# Problem to solve
Restate the entries below word for word, omitting nothing.

# Data shown
* BEGIN *

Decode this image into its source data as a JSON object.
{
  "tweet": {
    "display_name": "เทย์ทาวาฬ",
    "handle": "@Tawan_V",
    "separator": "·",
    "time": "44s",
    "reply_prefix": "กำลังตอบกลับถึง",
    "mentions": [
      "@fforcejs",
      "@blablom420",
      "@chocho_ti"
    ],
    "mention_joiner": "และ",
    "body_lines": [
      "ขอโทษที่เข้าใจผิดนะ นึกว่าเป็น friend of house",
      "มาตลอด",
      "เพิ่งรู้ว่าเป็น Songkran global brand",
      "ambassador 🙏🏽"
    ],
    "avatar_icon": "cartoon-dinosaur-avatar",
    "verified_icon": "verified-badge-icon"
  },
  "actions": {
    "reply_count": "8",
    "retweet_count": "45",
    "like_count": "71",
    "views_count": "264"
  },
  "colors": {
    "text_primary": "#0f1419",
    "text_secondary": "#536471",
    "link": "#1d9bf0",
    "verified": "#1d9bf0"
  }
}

* END *

# Written answer
Decode this image into its source data as a JSON object.
{
  "tweet": {
    "display_name": "เทย์ทาวาฬ",
    "handle": "@Tawan_V",
    "separator": "·",
    "time": "44s",
    "reply_prefix": "กำลังตอบกลับถึง",
    "mentions": [
      "@fforcejs",
      "@blablom420",
      "@chocho_ti"
    ],
    "mention_joiner": "และ",
    "body_lines": [
      "ขอโทษที่เข้าใจผิดนะ นึกว่าเป็น friend of house",
      "มาตลอด",
      "เพิ่งรู้ว่าเป็น Songkran global brand",
      "ambassador 🙏🏽"
    ],
    "avatar_icon": "cartoon-dinosaur-avatar",
    "verified_icon": "verified-badge-icon"
  },
  "actions": {
    "reply_count": "8",
    "retweet_count": "45",
    "like_count": "71",
    "views_count": "264"
  },
  "colors": {
    "text_primary": "#0f1419",
    "text_secondary": "#536471",
    "link": "#1d9bf0",
    "verified": "#1d9bf0"
  }
}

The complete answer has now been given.